#### [DO THIS]
Examine the records and identify each line that includes the string "analog". Copy those lines.

★ ★ ★

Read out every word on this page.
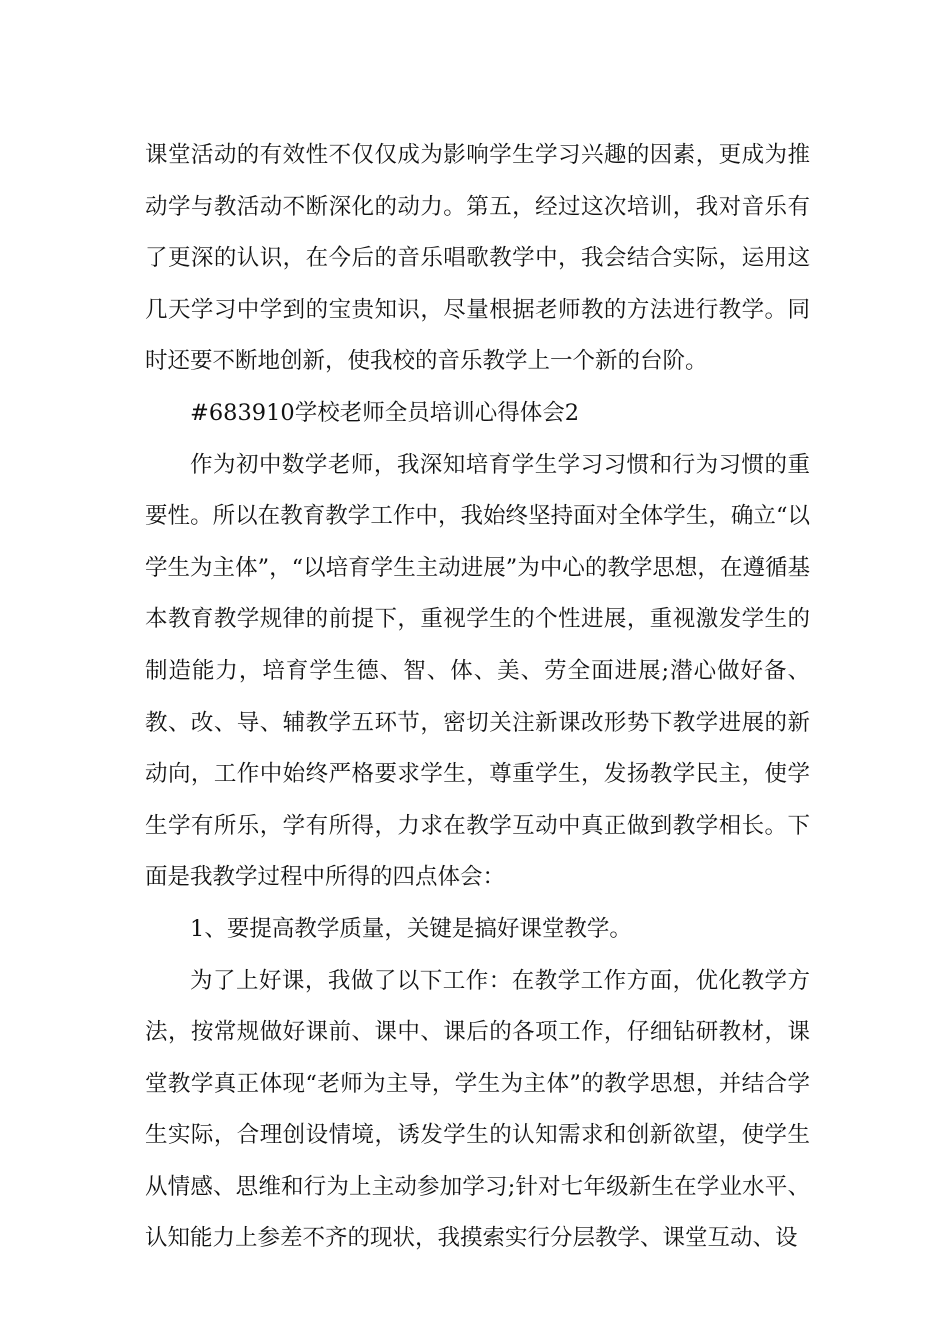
课堂活动的有效性不仅仅成为影响学生学习兴趣的因素，更成为推动学与教活动不断深化的动力。第五，经过这次培训，我对音乐有了更深的认识，在今后的音乐唱歌教学中，我会结合实际，运用这几天学习中学到的宝贵知识，尽量根据老师教的方法进行教学。同时还要不断地创新，使我校的音乐教学上一个新的台阶。

#683910学校老师全员培训心得体会2

作为初中数学老师，我深知培育学生学习习惯和行为习惯的重要性。所以在教育教学工作中，我始终坚持面对全体学生，确立“以学生为主体”，“以培育学生主动进展”为中心的教学思想，在遵循基本教育教学规律的前提下，重视学生的个性进展，重视激发学生的制造能力，培育学生德、智、体、美、劳全面进展;潜心做好备、教、改、导、辅教学五环节，密切关注新课改形势下教学进展的新动向，工作中始终严格要求学生，尊重学生，发扬教学民主，使学生学有所乐，学有所得，力求在教学互动中真正做到教学相长。下面是我教学过程中所得的四点体会：

1、要提高教学质量，关键是搞好课堂教学。

为了上好课，我做了以下工作：在教学工作方面，优化教学方法，按常规做好课前、课中、课后的各项工作，仔细钻研教材，课堂教学真正体现“老师为主导，学生为主体”的教学思想，并结合学生实际，合理创设情境，诱发学生的认知需求和创新欲望，使学生从情感、思维和行为上主动参加学习;针对七年级新生在学业水平、认知能力上参差不齐的现状，我摸索实行分层教学、课堂互动、设
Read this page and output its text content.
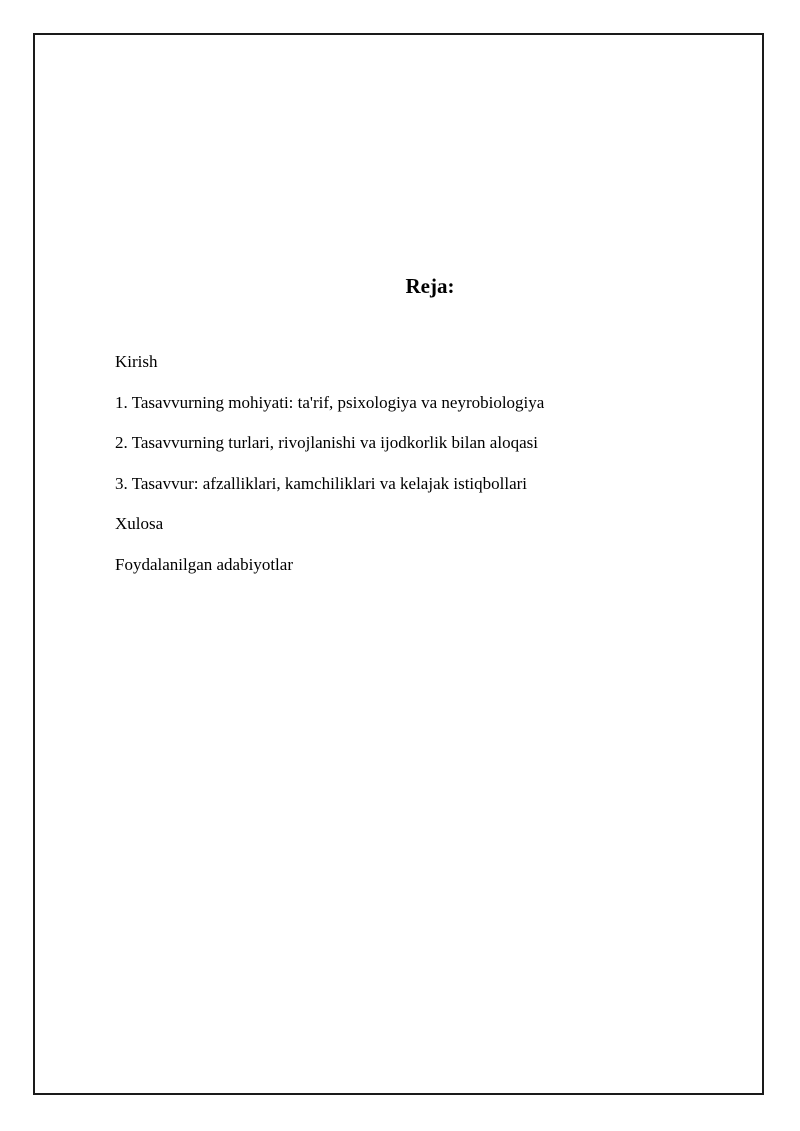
Reja:
Kirish
1. Tasavvurning mohiyati: ta'rif, psixologiya va neyrobiologiya
2. Tasavvurning turlari, rivojlanishi va ijodkorlik bilan aloqasi
3. Tasavvur: afzalliklari, kamchiliklari va kelajak istiqbollari
Xulosa
Foydalanilgan adabiyotlar
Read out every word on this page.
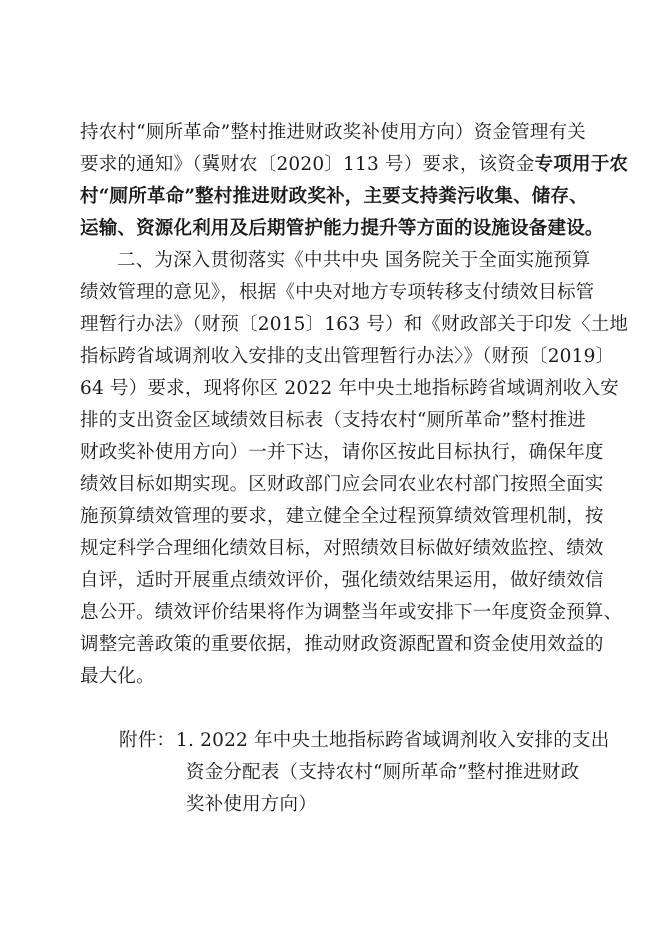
持农村“厕所革命”整村推进财政奖补使用方向）资金管理有关
要求的通知》（冀财农〔2020〕113 号）要求，该资金专项用于农
村“厕所革命”整村推进财政奖补，主要支持粪污收集、储存、
运输、资源化利用及后期管护能力提升等方面的设施设备建设。
二、为深入贯彻落实《中共中央 国务院关于全面实施预算
绩效管理的意见》，根据《中央对地方专项转移支付绩效目标管
理暂行办法》（财预〔2015〕163 号）和《财政部关于印发〈土地
指标跨省域调剂收入安排的支出管理暂行办法〉》（财预〔2019〕
64 号）要求，现将你区 2022 年中央土地指标跨省域调剂收入安
排的支出资金区域绩效目标表（支持农村“厕所革命”整村推进
财政奖补使用方向）一并下达，请你区按此目标执行，确保年度
绩效目标如期实现。区财政部门应会同农业农村部门按照全面实
施预算绩效管理的要求，建立健全全过程预算绩效管理机制，按
规定科学合理细化绩效目标，对照绩效目标做好绩效监控、绩效
自评，适时开展重点绩效评价，强化绩效结果运用，做好绩效信
息公开。绩效评价结果将作为调整当年或安排下一年度资金预算、
调整完善政策的重要依据，推动财政资源配置和资金使用效益的
最大化。
附件： 1. 2022 年中央土地指标跨省域调剂收入安排的支出
资金分配表（支持农村“厕所革命”整村推进财政
奖补使用方向）
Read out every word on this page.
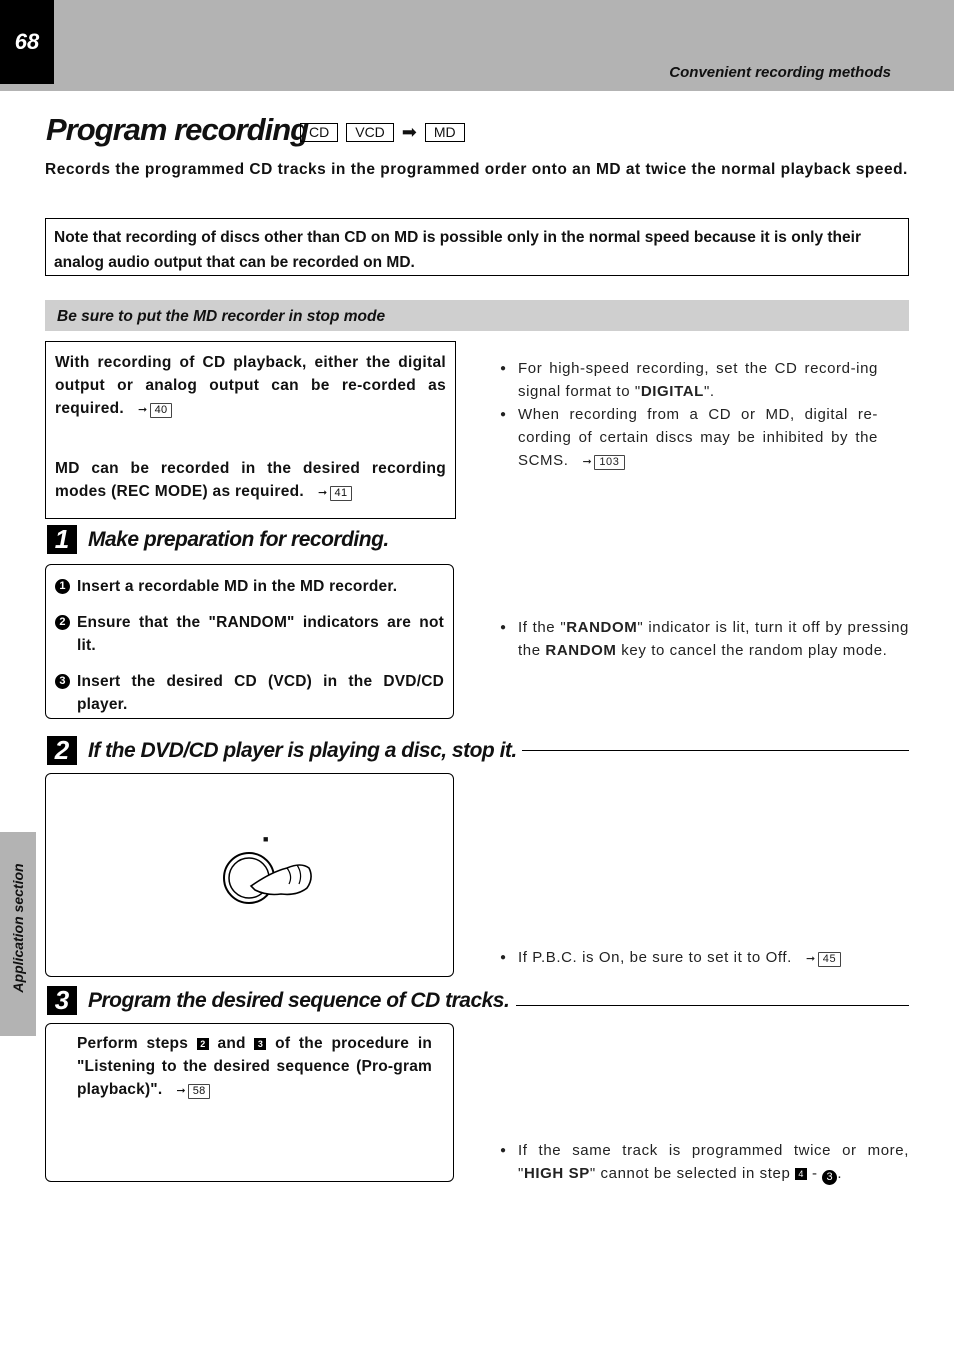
68
Convenient recording methods
Program recording CD	VCD ➡	MD
Records the programmed CD tracks in the programmed order onto an MD at twice the normal playback speed.
Note that recording of discs other than CD on MD is possible only in the normal speed because it is only their analog audio output that can be recorded on MD.
Be sure to put the MD recorder in stop mode

With recording of CD playback, either the digital output or analog output can be re-corded as required. ➞ 40

MD can be recorded in the desired recording modes (REC MODE) as required. ➞ 41

● For high-speed recording, set the CD record-ing signal format to "DIGITAL".
● When recording from a CD or MD, digital re-cording of certain discs may be inhibited by the SCMS. ➞ 103
1 Make preparation for recording.
1 Insert a recordable MD in the MD recorder.
2 Ensure that the "RANDOM" indicators are not lit.
3 Insert the desired CD (VCD) in the DVD/CD player.
● If the "RANDOM" indicator is lit, turn it off by pressing the RANDOM key to cancel the random play mode.
2 If the DVD/CD player is playing a disc, stop it.
■
● If P.B.C. is On, be sure to set it to Off. ➞ 45
Application section
3 Program the desired sequence of CD tracks.
Perform steps 2 and 3 of the procedure in "Listening to the desired sequence (Pro-gram playback)". ➞ 58
● If the same track is programmed twice or more, "HIGH SP" cannot be selected in step 4 - 3 .
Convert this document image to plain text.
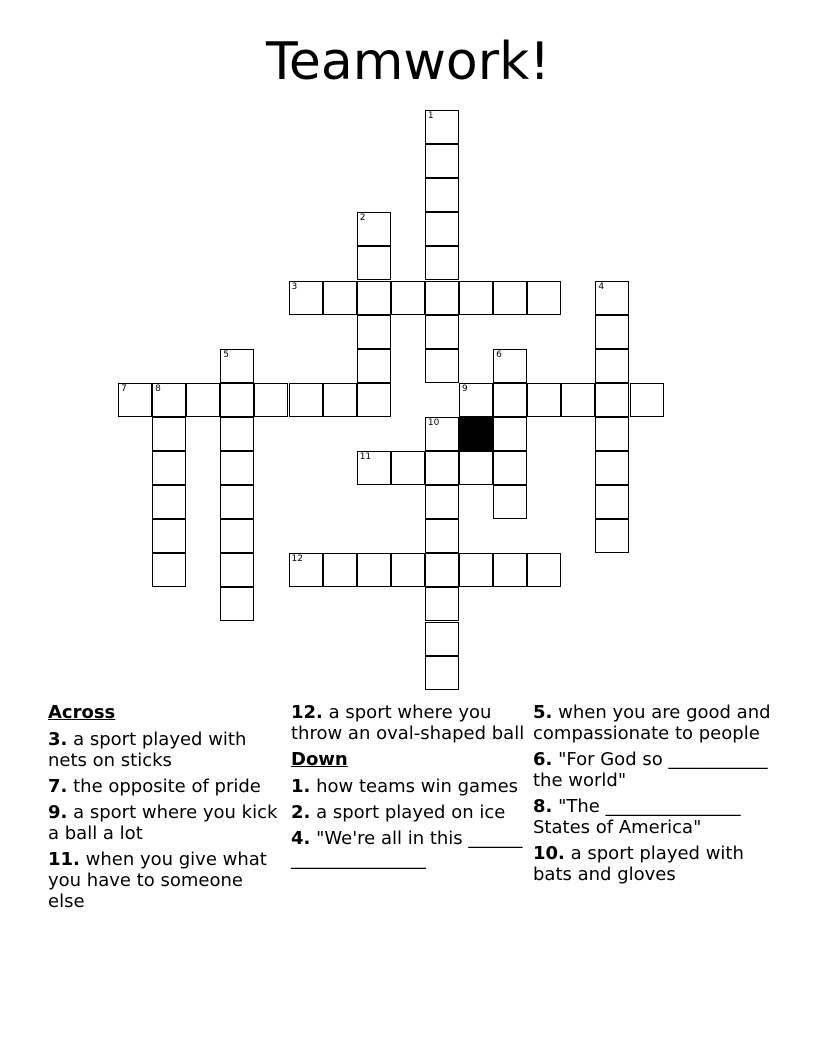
Teamwork!
1
2
3	4
5	6
7	8	9
10
11
12
Across
3. a sport played with nets on sticks
7. the opposite of pride
9. a sport where you kick a ball a lot
11. when you give what you have to someone else
12. a sport where you throw an oval-shaped ball
Down
1. how teams win games
2. a sport played on ice
4. "We're all in this _____________________
5. when you are good and compassionate to people
6. "For God so ___________ the world"
8. "The _______________ States of America"
10. a sport played with bats and gloves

★ ★ ★

#### [EXPECTED OUTPUT]
Note that recording of discs other than CD on MD is possible only in the normal speed because it is only their analog audio output that can be recorded on MD.
With recording of CD playback, either the digital output or analog output can be re-corded as required. ➞ 40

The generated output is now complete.